Saved data entries
▶

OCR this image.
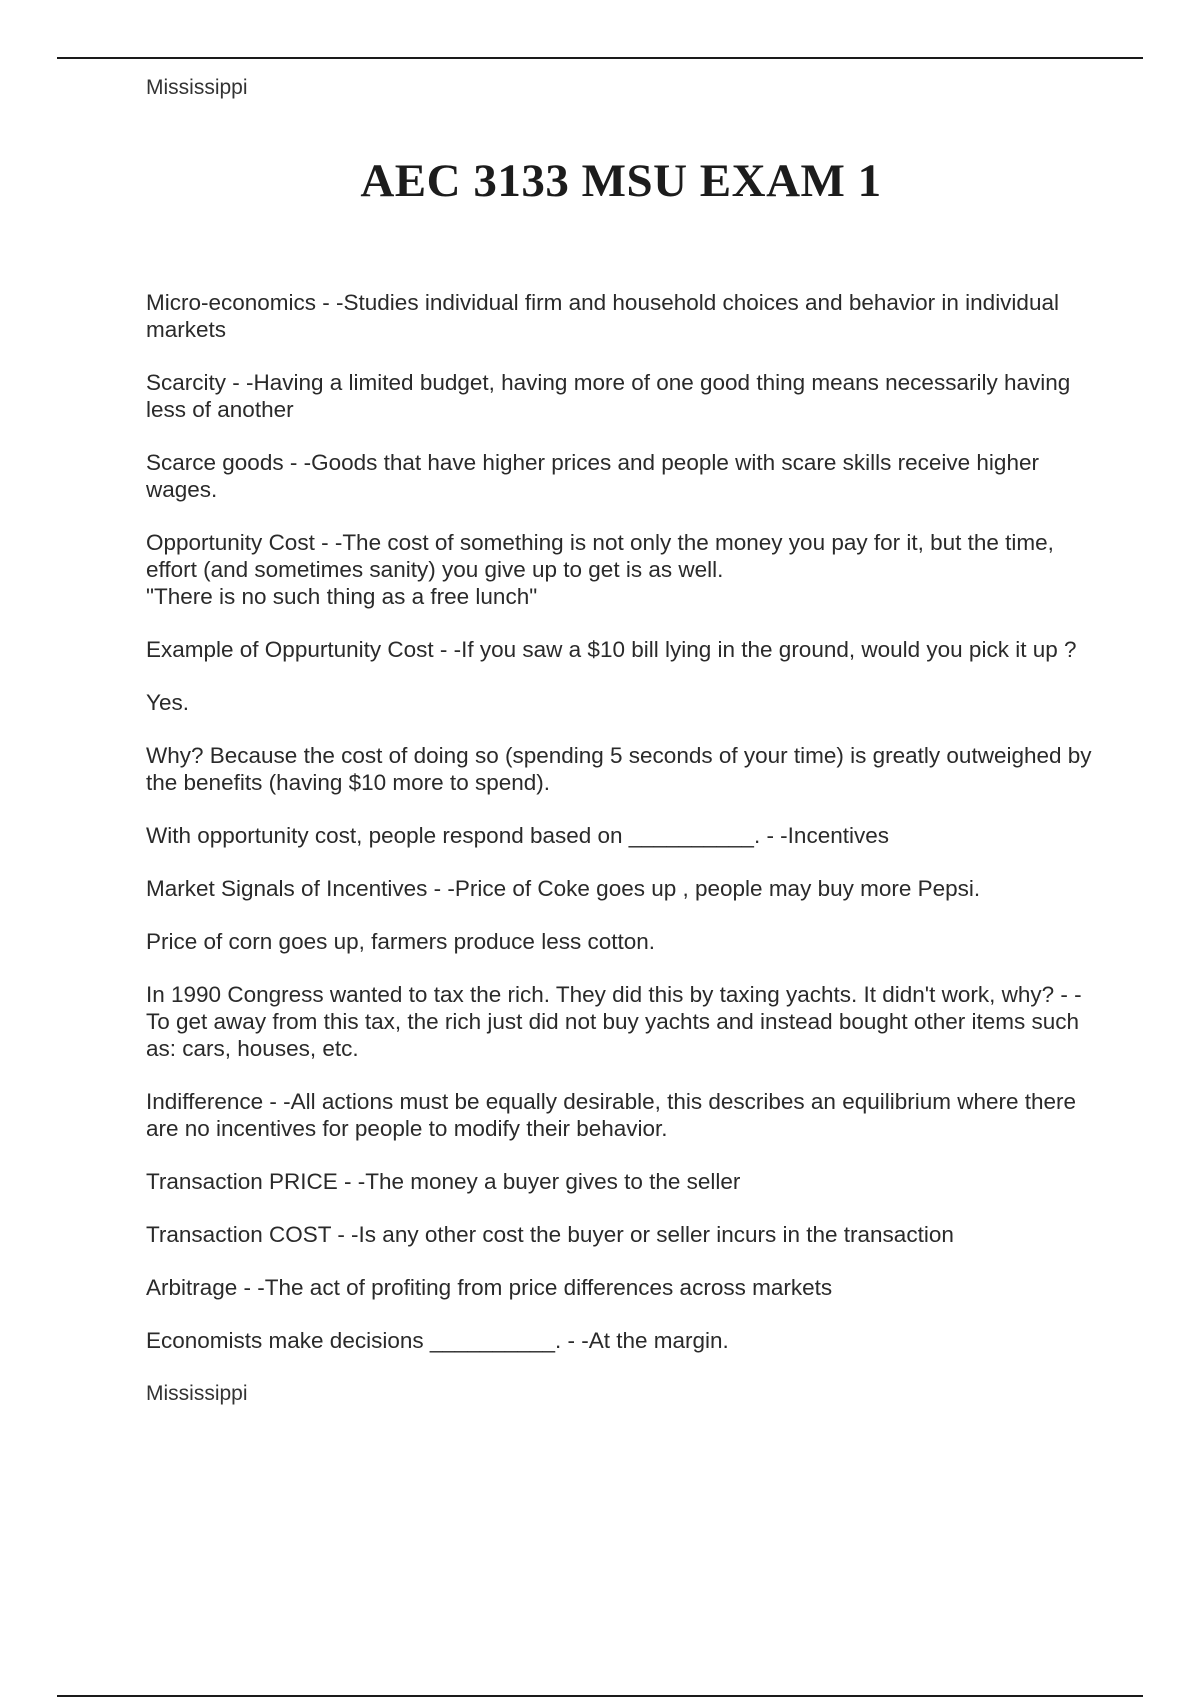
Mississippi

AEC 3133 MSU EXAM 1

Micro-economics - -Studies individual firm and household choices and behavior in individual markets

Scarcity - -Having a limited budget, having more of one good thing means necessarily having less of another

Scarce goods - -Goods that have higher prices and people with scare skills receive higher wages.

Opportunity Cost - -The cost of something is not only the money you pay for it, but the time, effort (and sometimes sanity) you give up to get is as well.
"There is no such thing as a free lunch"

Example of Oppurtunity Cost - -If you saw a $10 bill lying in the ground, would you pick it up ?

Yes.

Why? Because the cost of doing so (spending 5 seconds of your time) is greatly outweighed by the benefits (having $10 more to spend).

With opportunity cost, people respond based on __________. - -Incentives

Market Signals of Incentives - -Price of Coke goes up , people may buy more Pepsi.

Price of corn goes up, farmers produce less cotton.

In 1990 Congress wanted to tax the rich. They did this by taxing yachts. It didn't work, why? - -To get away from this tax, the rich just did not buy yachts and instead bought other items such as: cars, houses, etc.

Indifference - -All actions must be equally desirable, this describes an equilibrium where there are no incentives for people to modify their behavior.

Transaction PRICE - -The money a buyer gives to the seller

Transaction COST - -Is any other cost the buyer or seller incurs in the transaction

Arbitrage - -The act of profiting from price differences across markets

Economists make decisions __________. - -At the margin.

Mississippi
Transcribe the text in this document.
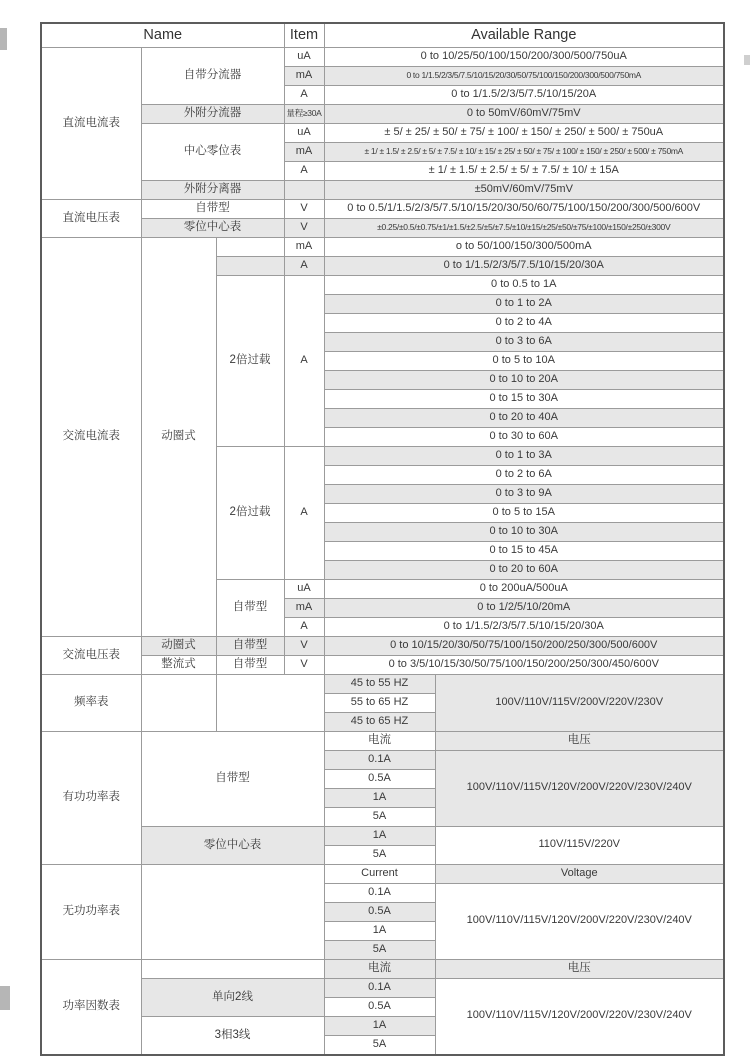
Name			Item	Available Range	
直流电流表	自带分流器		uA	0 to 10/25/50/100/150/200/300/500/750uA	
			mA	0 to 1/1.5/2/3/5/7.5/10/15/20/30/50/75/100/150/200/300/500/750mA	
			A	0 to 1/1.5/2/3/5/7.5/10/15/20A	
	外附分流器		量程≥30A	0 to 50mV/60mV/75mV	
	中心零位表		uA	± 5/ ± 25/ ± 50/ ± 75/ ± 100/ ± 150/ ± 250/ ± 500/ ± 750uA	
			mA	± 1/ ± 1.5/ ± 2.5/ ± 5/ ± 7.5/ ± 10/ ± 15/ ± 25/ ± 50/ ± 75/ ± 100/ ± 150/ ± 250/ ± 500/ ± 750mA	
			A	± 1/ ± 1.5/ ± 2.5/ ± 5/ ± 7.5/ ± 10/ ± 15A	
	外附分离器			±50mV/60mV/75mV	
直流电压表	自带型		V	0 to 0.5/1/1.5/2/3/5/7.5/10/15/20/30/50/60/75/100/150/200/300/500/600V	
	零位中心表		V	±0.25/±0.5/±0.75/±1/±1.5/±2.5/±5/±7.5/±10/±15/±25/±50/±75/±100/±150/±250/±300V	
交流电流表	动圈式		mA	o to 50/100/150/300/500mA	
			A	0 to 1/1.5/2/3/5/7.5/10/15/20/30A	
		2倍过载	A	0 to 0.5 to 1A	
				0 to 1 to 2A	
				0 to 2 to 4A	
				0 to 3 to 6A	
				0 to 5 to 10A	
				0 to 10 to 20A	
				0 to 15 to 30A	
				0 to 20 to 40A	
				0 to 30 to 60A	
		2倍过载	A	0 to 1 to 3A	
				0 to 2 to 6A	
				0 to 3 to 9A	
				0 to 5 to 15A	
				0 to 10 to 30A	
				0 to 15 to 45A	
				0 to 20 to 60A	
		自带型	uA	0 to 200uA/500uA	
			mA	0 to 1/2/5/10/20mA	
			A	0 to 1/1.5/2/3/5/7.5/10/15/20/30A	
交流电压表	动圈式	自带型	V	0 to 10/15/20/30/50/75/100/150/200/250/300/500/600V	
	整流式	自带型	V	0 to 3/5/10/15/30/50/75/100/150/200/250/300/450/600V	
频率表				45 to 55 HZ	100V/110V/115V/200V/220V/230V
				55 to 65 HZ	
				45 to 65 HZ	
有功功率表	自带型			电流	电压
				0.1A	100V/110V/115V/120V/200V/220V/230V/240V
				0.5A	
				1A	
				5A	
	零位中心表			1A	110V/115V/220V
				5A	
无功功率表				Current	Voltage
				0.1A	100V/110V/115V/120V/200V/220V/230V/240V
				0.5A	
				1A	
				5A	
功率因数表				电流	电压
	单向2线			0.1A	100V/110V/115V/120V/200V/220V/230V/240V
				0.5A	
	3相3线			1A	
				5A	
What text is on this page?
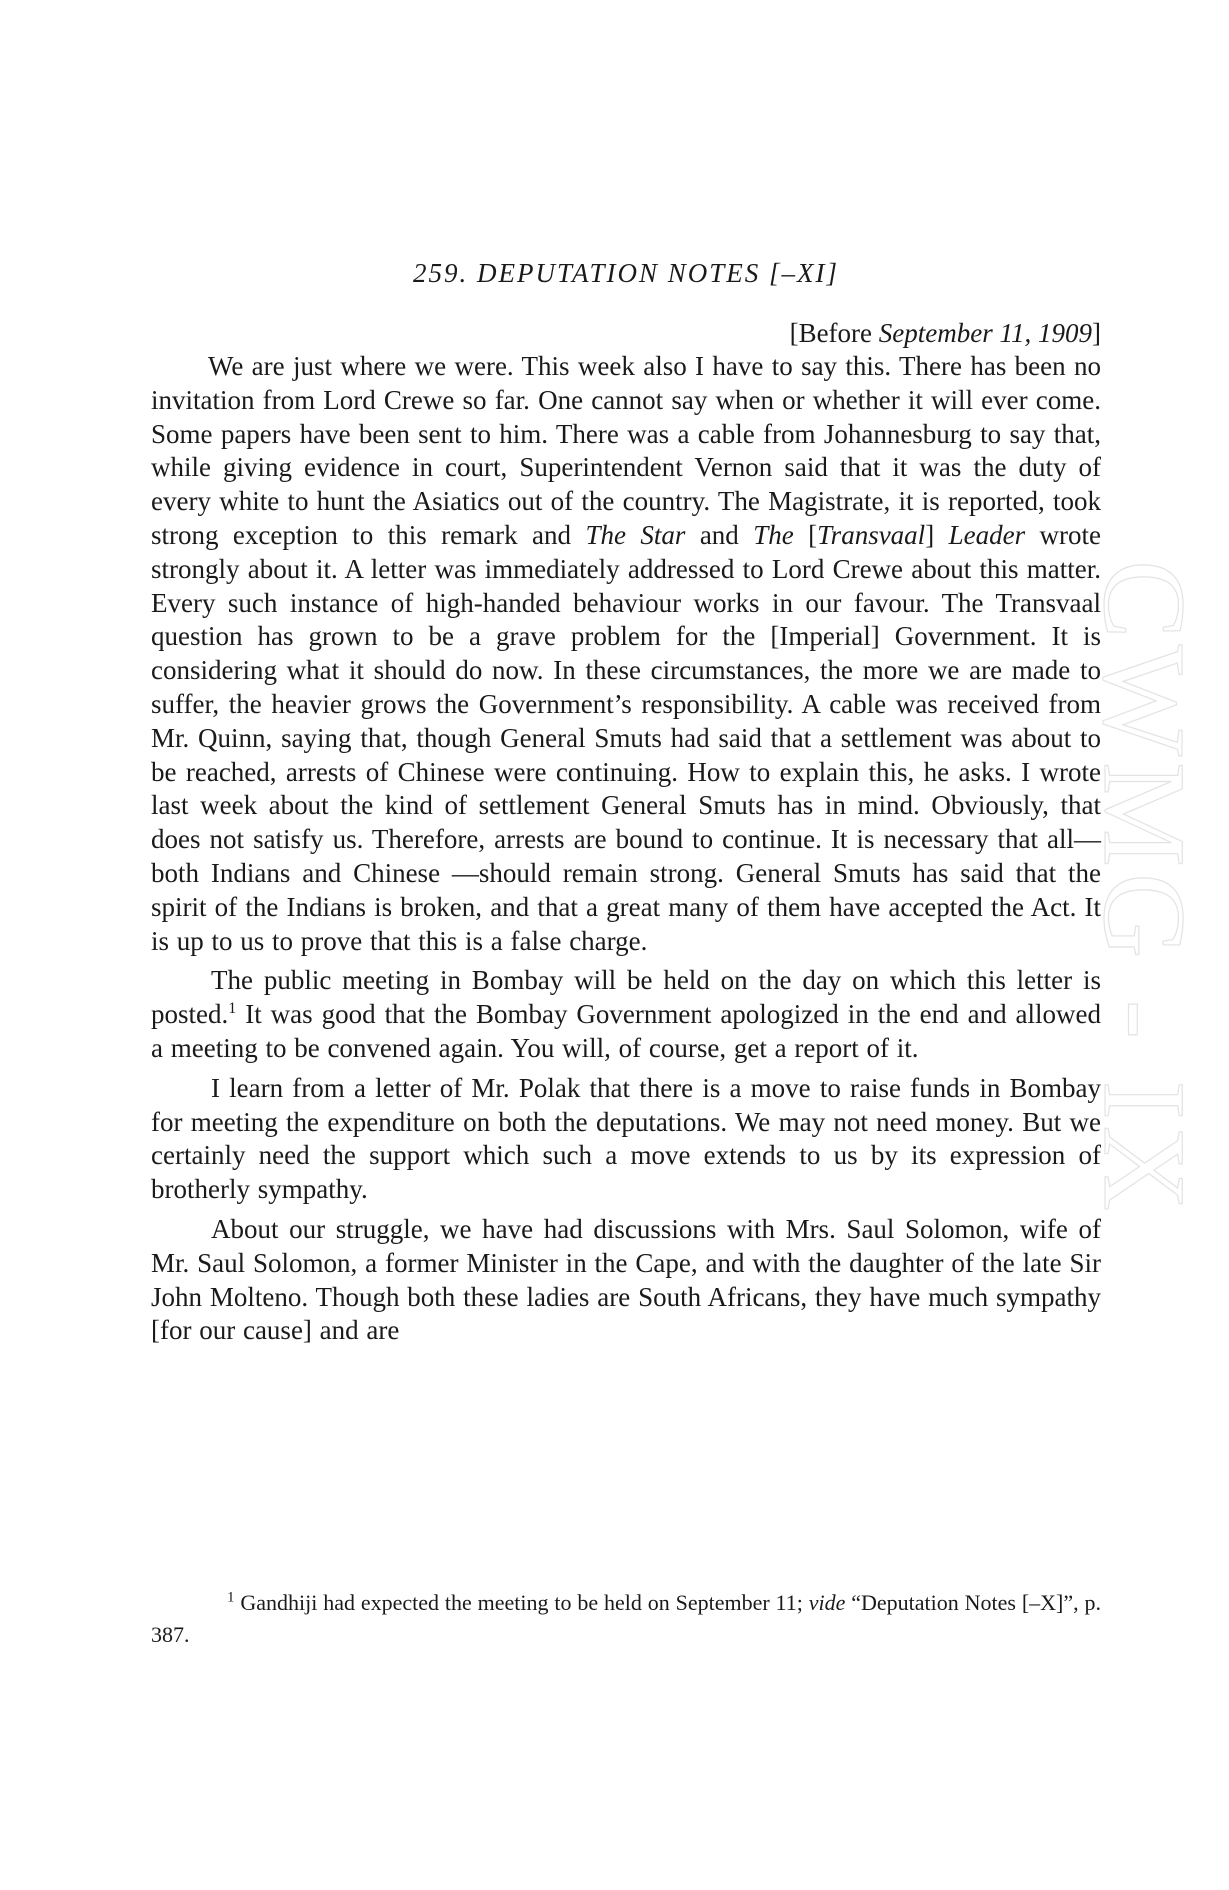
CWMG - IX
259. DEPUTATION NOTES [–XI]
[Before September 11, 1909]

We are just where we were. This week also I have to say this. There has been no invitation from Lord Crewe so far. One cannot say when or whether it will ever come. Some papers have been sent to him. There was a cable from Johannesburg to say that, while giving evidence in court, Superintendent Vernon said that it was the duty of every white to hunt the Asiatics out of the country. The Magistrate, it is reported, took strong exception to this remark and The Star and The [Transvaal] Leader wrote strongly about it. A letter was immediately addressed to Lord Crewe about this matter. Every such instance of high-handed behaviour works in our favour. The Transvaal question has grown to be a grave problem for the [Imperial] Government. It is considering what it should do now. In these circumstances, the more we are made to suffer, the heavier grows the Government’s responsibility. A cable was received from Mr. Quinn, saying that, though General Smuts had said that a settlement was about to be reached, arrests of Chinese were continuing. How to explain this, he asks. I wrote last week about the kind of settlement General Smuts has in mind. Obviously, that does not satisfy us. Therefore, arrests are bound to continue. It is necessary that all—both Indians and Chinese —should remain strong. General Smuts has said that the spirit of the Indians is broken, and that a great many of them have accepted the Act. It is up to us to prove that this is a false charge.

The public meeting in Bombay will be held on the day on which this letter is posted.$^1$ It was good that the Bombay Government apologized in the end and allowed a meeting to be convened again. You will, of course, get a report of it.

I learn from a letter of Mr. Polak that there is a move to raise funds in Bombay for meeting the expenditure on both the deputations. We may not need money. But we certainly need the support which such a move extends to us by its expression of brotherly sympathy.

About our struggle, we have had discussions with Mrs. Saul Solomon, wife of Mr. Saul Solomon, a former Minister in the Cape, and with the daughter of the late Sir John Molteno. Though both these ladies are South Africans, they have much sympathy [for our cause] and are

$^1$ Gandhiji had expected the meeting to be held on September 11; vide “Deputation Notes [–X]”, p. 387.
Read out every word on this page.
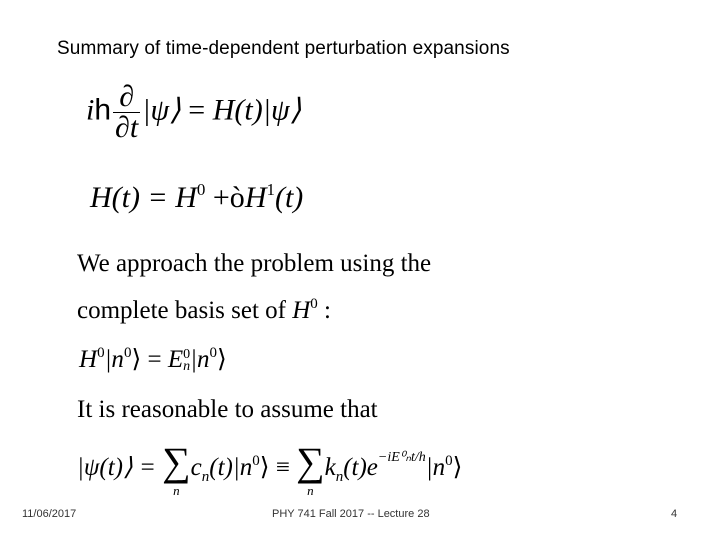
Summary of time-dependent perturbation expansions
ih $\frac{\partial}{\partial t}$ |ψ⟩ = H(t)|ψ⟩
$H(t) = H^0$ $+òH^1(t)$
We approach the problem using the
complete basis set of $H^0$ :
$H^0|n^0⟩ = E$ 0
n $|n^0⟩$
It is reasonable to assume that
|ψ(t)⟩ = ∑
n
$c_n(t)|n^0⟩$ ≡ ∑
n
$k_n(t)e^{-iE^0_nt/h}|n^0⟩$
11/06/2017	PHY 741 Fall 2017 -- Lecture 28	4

◀

Repeat the material above word for word, please, apart from its images.

OCR this image.
Mississippi

AEC 3133 MSU EXAM 1

Micro-economics - -Studies individual firm and household choices and behavior in individual markets

Scarcity - -Having a limited budget, having more of one good thing means necessarily having less of another

Scarce goods - -Goods that have higher prices and people with scare skills receive higher wages.

Opportunity Cost - -The cost of something is not only the money you pay for it, but the time, effort (and sometimes sanity) you give up to get is as well.
"There is no such thing as a free lunch"

Example of Oppurtunity Cost - -If you saw a $10 bill lying in the ground, would you pick it up ?

Yes.

Why? Because the cost of doing so (spending 5 seconds of your time) is greatly outweighed by the benefits (having $10 more to spend).

With opportunity cost, people respond based on __________. - -Incentives

Market Signals of Incentives - -Price of Coke goes up , people may buy more Pepsi.

Price of corn goes up, farmers produce less cotton.

In 1990 Congress wanted to tax the rich. They did this by taxing yachts. It didn't work, why? - -To get away from this tax, the rich just did not buy yachts and instead bought other items such as: cars, houses, etc.

Indifference - -All actions must be equally desirable, this describes an equilibrium where there are no incentives for people to modify their behavior.

Transaction PRICE - -The money a buyer gives to the seller

Transaction COST - -Is any other cost the buyer or seller incurs in the transaction

Arbitrage - -The act of profiting from price differences across markets

Economists make decisions __________. - -At the margin.

Mississippi
Transcribe the text in this document.
Name			Item	Available Range	
直流电流表	自带分流器		uA	0 to 10/25/50/100/150/200/300/500/750uA	
			mA	0 to 1/1.5/2/3/5/7.5/10/15/20/30/50/75/100/150/200/300/500/750mA	
			A	0 to 1/1.5/2/3/5/7.5/10/15/20A	
	外附分流器		量程≥30A	0 to 50mV/60mV/75mV	
	中心零位表		uA	± 5/ ± 25/ ± 50/ ± 75/ ± 100/ ± 150/ ± 250/ ± 500/ ± 750uA	
			mA	± 1/ ± 1.5/ ± 2.5/ ± 5/ ± 7.5/ ± 10/ ± 15/ ± 25/ ± 50/ ± 75/ ± 100/ ± 150/ ± 250/ ± 500/ ± 750mA	
			A	± 1/ ± 1.5/ ± 2.5/ ± 5/ ± 7.5/ ± 10/ ± 15A	
	外附分离器			±50mV/60mV/75mV	
直流电压表	自带型		V	0 to 0.5/1/1.5/2/3/5/7.5/10/15/20/30/50/60/75/100/150/200/300/500/600V	
	零位中心表		V	±0.25/±0.5/±0.75/±1/±1.5/±2.5/±5/±7.5/±10/±15/±25/±50/±75/±100/±150/±250/±300V	
交流电流表	动圈式		mA	o to 50/100/150/300/500mA	
			A	0 to 1/1.5/2/3/5/7.5/10/15/20/30A	
		2倍过载	A	0 to 0.5 to 1A	
				0 to 1 to 2A	
				0 to 2 to 4A	
				0 to 3 to 6A	
				0 to 5 to 10A	
				0 to 10 to 20A	
				0 to 15 to 30A	
				0 to 20 to 40A	
				0 to 30 to 60A	
		2倍过载	A	0 to 1 to 3A	
				0 to 2 to 6A	
				0 to 3 to 9A	
				0 to 5 to 15A	
				0 to 10 to 30A	
				0 to 15 to 45A	
				0 to 20 to 60A	
		自带型	uA	0 to 200uA/500uA	
			mA	0 to 1/2/5/10/20mA	
			A	0 to 1/1.5/2/3/5/7.5/10/15/20/30A	
交流电压表	动圈式	自带型	V	0 to 10/15/20/30/50/75/100/150/200/250/300/500/600V	
	整流式	自带型	V	0 to 3/5/10/15/30/50/75/100/150/200/250/300/450/600V	
频率表				45 to 55 HZ	100V/110V/115V/200V/220V/230V
				55 to 65 HZ	
				45 to 65 HZ	
有功功率表	自带型			电流	电压
				0.1A	100V/110V/115V/120V/200V/220V/230V/240V
				0.5A	
				1A	
				5A	
	零位中心表			1A	110V/115V/220V
				5A	
无功功率表				Current	Voltage
				0.1A	100V/110V/115V/120V/200V/220V/230V/240V
				0.5A	
				1A	
				5A	
功率因数表				电流	电压
	单向2线			0.1A	100V/110V/115V/120V/200V/220V/230V/240V
				0.5A	
	3相3线			1A	
				5A	
What text is on this page?
CWMG - IX
259. DEPUTATION NOTES [–XI]
[Before September 11, 1909]

We are just where we were. This week also I have to say this. There has been no invitation from Lord Crewe so far. One cannot say when or whether it will ever come. Some papers have been sent to him. There was a cable from Johannesburg to say that, while giving evidence in court, Superintendent Vernon said that it was the duty of every white to hunt the Asiatics out of the country. The Magistrate, it is reported, took strong exception to this remark and The Star and The [Transvaal] Leader wrote strongly about it. A letter was immediately addressed to Lord Crewe about this matter. Every such instance of high-handed behaviour works in our favour. The Transvaal question has grown to be a grave problem for the [Imperial] Government. It is considering what it should do now. In these circumstances, the more we are made to suffer, the heavier grows the Government’s responsibility. A cable was received from Mr. Quinn, saying that, though General Smuts had said that a settlement was about to be reached, arrests of Chinese were continuing. How to explain this, he asks. I wrote last week about the kind of settlement General Smuts has in mind. Obviously, that does not satisfy us. Therefore, arrests are bound to continue. It is necessary that all—both Indians and Chinese —should remain strong. General Smuts has said that the spirit of the Indians is broken, and that a great many of them have accepted the Act. It is up to us to prove that this is a false charge.

The public meeting in Bombay will be held on the day on which this letter is posted.$^1$ It was good that the Bombay Government apologized in the end and allowed a meeting to be convened again. You will, of course, get a report of it.

I learn from a letter of Mr. Polak that there is a move to raise funds in Bombay for meeting the expenditure on both the deputations. We may not need money. But we certainly need the support which such a move extends to us by its expression of brotherly sympathy.

About our struggle, we have had discussions with Mrs. Saul Solomon, wife of Mr. Saul Solomon, a former Minister in the Cape, and with the daughter of the late Sir John Molteno. Though both these ladies are South Africans, they have much sympathy [for our cause] and are

$^1$ Gandhiji had expected the meeting to be held on September 11; vide “Deputation Notes [–X]”, p. 387.
Read out every word on this page.
Summary of time-dependent perturbation expansions
ih $\frac{\partial}{\partial t}$ |ψ⟩ = H(t)|ψ⟩
$H(t) = H^0$ $+òH^1(t)$
We approach the problem using the
complete basis set of $H^0$ :
$H^0|n^0⟩ = E$ 0
n $|n^0⟩$
It is reasonable to assume that
|ψ(t)⟩ = ∑
n
$c_n(t)|n^0⟩$ ≡ ∑
n
$k_n(t)e^{-iE^0_nt/h}|n^0⟩$
11/06/2017	PHY 741 Fall 2017 -- Lecture 28	4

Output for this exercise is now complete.